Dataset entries
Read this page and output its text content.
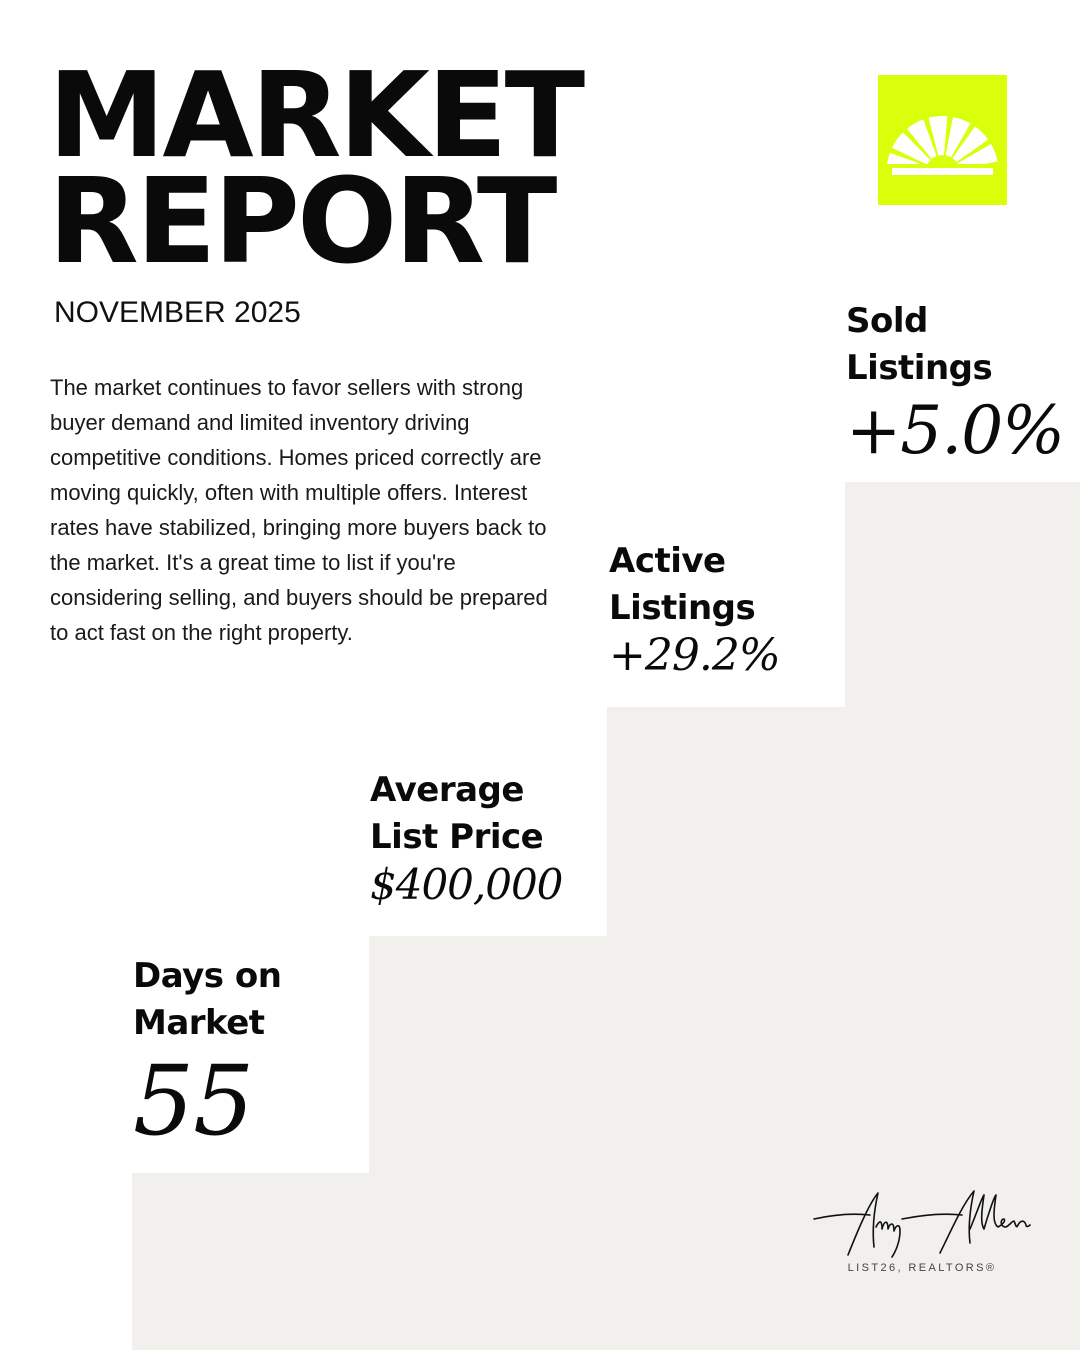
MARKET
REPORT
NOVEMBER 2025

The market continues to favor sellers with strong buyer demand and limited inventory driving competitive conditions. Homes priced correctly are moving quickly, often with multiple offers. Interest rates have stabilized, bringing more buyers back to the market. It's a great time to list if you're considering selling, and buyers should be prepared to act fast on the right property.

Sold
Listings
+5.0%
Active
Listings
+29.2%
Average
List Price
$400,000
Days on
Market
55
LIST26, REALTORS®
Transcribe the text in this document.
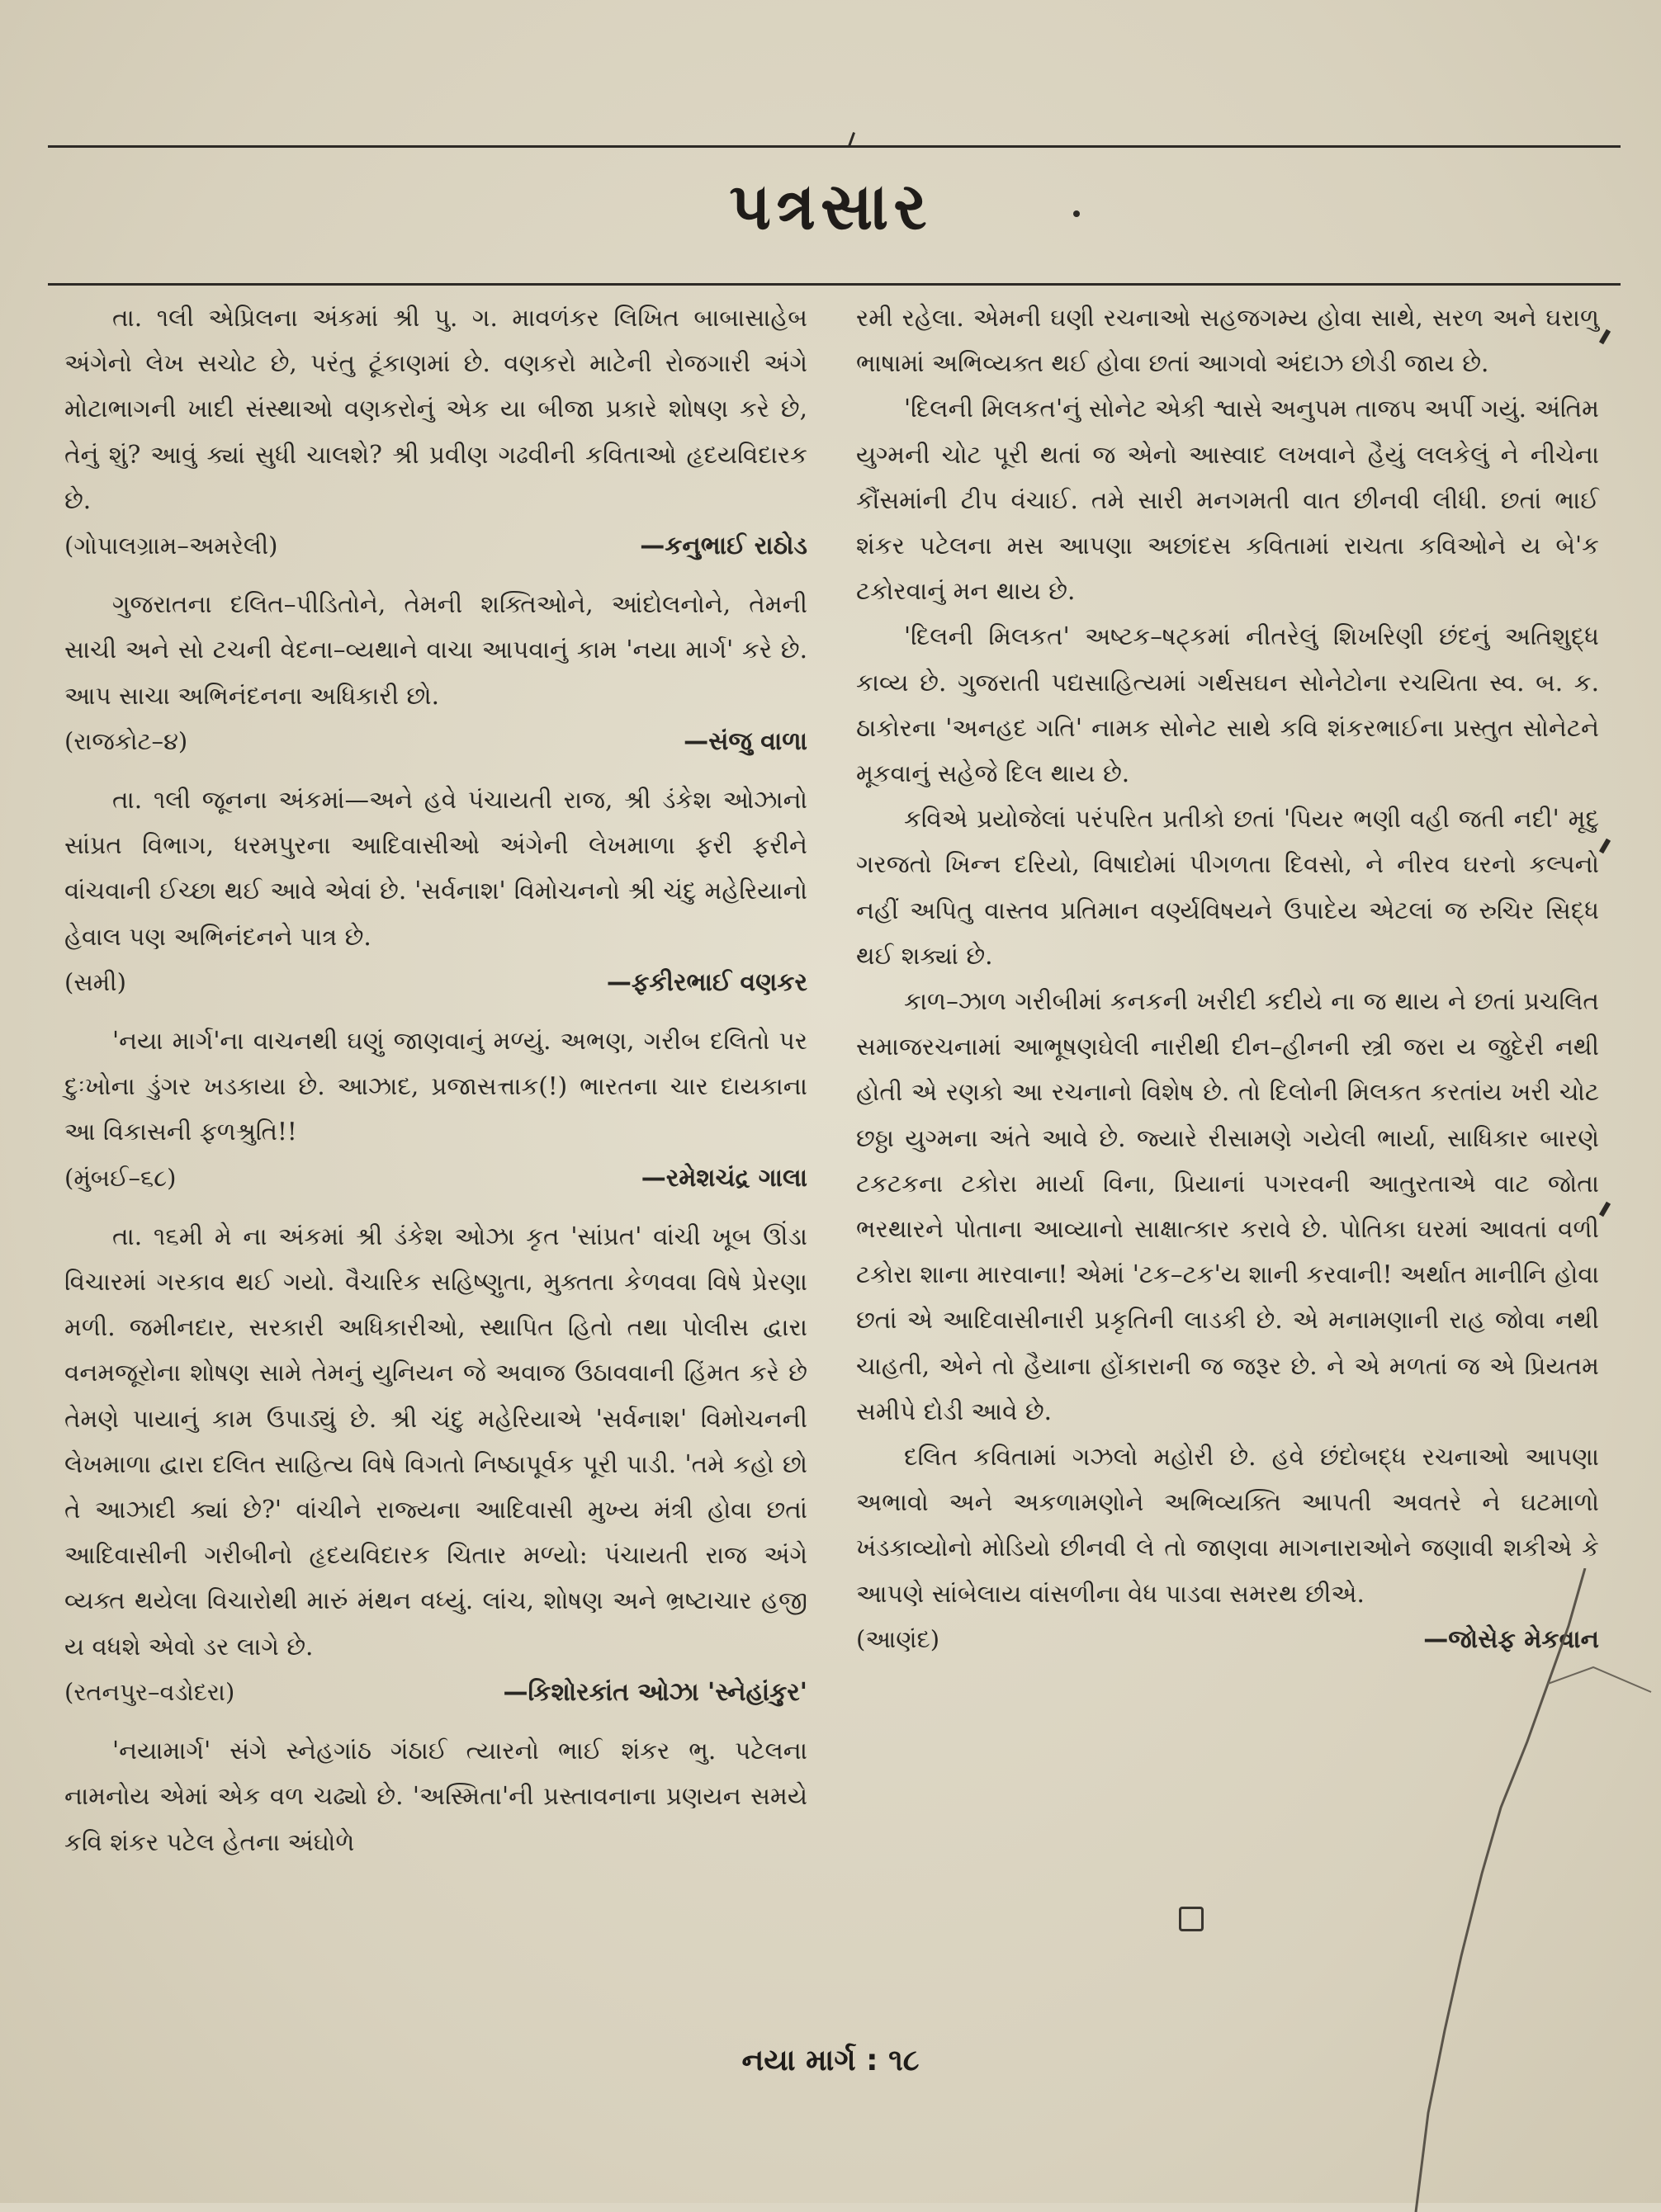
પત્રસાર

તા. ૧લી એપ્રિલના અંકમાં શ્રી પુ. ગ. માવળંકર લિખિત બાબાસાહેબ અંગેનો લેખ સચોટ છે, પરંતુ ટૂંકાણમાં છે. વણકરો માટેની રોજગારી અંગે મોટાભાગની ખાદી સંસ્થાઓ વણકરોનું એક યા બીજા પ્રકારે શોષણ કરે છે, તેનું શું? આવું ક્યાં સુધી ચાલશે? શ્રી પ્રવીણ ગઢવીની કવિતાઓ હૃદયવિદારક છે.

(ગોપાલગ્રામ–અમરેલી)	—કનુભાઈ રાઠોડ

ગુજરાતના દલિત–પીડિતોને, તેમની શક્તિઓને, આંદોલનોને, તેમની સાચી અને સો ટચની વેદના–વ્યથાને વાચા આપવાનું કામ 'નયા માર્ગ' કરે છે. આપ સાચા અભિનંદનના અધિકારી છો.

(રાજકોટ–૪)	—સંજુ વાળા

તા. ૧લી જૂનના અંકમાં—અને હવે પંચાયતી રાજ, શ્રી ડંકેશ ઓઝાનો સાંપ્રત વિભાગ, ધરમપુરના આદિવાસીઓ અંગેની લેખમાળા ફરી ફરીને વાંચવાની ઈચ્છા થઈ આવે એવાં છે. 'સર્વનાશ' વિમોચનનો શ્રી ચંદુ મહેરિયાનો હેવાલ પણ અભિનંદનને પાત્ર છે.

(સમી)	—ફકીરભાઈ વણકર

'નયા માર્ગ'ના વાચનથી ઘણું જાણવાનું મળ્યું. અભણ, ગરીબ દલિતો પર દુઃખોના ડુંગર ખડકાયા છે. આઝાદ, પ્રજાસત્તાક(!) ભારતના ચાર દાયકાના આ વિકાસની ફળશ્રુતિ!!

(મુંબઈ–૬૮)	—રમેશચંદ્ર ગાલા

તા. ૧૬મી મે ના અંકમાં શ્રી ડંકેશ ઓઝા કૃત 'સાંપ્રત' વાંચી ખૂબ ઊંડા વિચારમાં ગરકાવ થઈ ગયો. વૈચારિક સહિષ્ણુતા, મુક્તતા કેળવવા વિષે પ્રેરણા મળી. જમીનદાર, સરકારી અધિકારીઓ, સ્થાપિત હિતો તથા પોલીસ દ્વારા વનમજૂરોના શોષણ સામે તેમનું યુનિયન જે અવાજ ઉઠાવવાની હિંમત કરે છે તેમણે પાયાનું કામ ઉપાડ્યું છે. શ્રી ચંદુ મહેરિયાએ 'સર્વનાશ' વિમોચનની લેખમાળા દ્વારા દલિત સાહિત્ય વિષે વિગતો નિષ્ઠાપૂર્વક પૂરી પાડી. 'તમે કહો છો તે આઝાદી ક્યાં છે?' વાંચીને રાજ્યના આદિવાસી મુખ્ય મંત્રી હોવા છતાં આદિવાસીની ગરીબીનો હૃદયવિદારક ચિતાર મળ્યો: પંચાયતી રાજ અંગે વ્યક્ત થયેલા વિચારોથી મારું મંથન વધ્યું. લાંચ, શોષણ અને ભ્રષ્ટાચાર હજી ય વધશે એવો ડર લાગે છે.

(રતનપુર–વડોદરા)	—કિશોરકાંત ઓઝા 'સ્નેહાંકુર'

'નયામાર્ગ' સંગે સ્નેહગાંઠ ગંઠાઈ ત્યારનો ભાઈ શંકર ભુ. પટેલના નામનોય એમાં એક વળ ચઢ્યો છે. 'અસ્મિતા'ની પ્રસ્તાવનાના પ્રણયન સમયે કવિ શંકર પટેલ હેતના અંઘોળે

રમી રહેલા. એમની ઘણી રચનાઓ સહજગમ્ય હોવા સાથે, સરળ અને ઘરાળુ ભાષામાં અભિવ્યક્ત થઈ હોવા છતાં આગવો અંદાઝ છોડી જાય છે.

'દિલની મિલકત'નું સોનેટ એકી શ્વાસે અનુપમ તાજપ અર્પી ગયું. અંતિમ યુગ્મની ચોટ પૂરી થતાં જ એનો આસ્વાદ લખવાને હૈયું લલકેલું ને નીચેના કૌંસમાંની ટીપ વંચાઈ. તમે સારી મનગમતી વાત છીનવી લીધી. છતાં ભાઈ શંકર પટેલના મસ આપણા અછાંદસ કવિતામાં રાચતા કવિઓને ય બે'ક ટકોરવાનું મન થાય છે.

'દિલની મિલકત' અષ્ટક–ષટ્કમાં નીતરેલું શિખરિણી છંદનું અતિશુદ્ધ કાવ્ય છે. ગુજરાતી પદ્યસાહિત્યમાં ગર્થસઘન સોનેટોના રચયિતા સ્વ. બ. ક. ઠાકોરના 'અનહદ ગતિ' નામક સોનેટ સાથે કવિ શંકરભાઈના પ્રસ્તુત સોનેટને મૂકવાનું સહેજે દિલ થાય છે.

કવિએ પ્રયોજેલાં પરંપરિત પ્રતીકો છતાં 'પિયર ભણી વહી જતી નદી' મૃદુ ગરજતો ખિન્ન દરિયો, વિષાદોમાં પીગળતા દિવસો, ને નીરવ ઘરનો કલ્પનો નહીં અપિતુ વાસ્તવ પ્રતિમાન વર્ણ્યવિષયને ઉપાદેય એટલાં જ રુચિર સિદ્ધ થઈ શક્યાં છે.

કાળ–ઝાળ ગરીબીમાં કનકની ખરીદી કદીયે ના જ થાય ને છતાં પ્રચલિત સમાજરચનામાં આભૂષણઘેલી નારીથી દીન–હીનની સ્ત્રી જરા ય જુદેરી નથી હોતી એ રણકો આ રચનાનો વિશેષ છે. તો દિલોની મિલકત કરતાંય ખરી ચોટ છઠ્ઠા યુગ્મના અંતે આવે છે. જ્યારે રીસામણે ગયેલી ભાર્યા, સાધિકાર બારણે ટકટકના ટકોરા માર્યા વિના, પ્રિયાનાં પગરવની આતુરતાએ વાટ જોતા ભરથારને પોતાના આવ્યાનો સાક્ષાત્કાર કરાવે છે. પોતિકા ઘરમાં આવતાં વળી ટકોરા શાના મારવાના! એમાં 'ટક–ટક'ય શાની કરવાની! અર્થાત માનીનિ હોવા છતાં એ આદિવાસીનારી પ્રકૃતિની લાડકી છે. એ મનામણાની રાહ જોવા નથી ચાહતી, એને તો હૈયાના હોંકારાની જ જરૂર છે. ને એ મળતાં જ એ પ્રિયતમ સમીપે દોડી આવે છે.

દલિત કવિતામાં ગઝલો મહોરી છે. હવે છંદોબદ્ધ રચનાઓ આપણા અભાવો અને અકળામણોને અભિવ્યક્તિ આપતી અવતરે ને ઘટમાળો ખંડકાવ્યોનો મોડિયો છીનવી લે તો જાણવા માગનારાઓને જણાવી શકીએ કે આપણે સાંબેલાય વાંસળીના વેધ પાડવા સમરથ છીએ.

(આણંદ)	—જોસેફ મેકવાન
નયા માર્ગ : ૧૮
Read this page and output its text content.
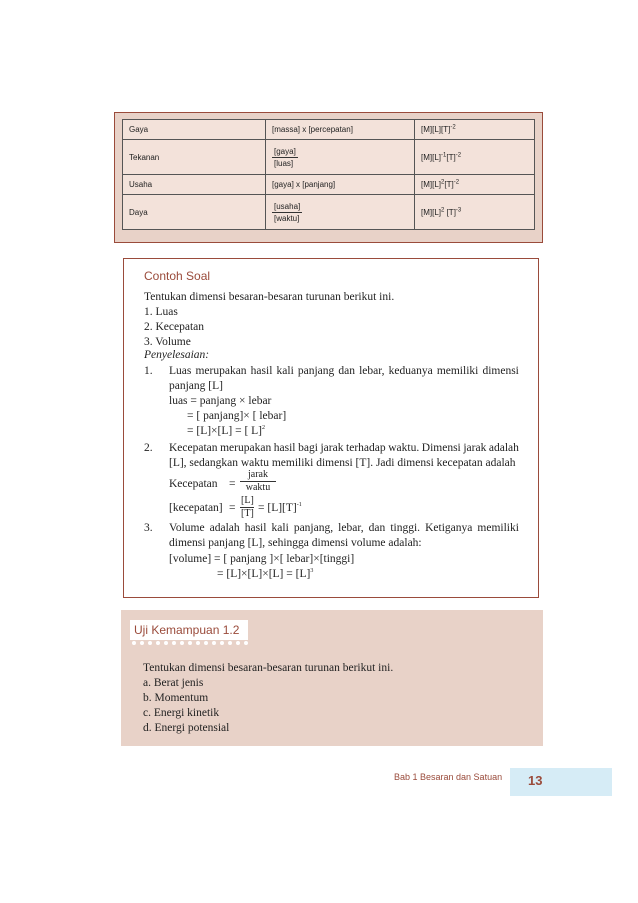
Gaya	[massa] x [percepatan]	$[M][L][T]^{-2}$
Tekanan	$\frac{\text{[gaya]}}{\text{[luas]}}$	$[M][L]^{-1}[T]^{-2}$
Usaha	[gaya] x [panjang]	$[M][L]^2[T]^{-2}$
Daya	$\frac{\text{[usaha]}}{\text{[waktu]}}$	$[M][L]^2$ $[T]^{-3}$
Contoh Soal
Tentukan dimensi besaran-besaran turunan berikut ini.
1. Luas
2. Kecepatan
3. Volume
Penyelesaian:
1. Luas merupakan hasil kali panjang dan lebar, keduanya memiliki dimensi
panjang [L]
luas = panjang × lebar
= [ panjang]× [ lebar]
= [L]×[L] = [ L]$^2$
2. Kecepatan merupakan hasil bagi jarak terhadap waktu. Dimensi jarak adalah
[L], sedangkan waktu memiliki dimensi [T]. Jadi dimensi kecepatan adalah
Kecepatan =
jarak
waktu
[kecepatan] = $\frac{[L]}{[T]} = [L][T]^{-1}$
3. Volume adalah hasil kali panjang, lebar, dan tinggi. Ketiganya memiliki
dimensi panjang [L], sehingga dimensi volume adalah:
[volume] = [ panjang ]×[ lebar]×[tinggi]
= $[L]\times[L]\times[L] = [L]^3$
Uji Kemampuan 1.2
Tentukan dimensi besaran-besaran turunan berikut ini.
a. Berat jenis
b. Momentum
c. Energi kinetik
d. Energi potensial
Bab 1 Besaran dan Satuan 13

_What to work on:_
List the lines that contain the word "kali".

_Final answer:_
1. Luas merupakan hasil kali panjang dan lebar, keduanya memiliki dimensi
3. Volume adalah hasil kali panjang, lebar, dan tinggi. Ketiganya memiliki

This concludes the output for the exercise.